* Start Entries shown *

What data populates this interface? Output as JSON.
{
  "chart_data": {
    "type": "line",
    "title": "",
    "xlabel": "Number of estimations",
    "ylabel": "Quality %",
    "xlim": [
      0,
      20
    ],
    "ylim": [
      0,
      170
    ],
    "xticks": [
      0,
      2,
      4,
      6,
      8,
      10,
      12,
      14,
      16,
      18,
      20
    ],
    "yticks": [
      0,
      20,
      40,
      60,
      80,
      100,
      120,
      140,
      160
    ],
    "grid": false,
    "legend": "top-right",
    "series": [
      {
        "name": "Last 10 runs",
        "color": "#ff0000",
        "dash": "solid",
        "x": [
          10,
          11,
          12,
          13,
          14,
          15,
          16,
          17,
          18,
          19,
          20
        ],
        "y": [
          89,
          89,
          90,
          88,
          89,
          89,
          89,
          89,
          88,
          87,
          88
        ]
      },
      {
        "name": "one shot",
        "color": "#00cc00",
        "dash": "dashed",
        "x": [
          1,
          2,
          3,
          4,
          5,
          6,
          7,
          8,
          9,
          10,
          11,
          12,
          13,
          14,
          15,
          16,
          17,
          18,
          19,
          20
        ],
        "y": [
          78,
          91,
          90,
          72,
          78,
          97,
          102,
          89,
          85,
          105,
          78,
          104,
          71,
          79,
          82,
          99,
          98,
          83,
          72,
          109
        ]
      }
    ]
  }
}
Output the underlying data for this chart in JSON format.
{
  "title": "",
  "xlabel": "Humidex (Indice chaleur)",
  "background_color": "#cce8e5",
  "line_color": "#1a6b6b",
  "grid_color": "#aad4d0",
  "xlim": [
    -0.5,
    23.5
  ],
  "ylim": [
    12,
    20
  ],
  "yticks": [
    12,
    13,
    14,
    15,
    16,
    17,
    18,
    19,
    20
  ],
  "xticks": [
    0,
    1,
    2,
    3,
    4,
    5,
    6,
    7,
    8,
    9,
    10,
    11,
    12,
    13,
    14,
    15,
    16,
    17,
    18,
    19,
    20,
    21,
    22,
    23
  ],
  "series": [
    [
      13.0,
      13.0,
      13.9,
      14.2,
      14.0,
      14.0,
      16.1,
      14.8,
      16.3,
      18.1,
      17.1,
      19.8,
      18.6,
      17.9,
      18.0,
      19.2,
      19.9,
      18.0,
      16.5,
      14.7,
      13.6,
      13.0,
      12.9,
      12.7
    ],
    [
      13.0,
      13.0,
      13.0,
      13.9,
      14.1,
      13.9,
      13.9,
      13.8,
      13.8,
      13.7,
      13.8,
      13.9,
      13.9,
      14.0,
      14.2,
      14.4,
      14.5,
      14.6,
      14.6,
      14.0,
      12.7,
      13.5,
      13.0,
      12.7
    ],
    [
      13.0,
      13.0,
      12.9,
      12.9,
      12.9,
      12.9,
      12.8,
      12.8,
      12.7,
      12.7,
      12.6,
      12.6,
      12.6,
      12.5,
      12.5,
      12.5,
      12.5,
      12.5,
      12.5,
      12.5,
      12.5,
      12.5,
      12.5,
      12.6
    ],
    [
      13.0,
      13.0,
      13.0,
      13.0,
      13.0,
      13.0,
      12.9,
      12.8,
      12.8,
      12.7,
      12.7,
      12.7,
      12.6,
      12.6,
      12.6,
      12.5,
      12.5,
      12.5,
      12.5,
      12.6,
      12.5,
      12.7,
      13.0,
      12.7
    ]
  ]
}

* End Entries shown *

Stated goal. Show the lines of the records that contain the word "this".

Answer for the task.
What data populates this interface? Output as JSON.
Output the underlying data for this chart in JSON format.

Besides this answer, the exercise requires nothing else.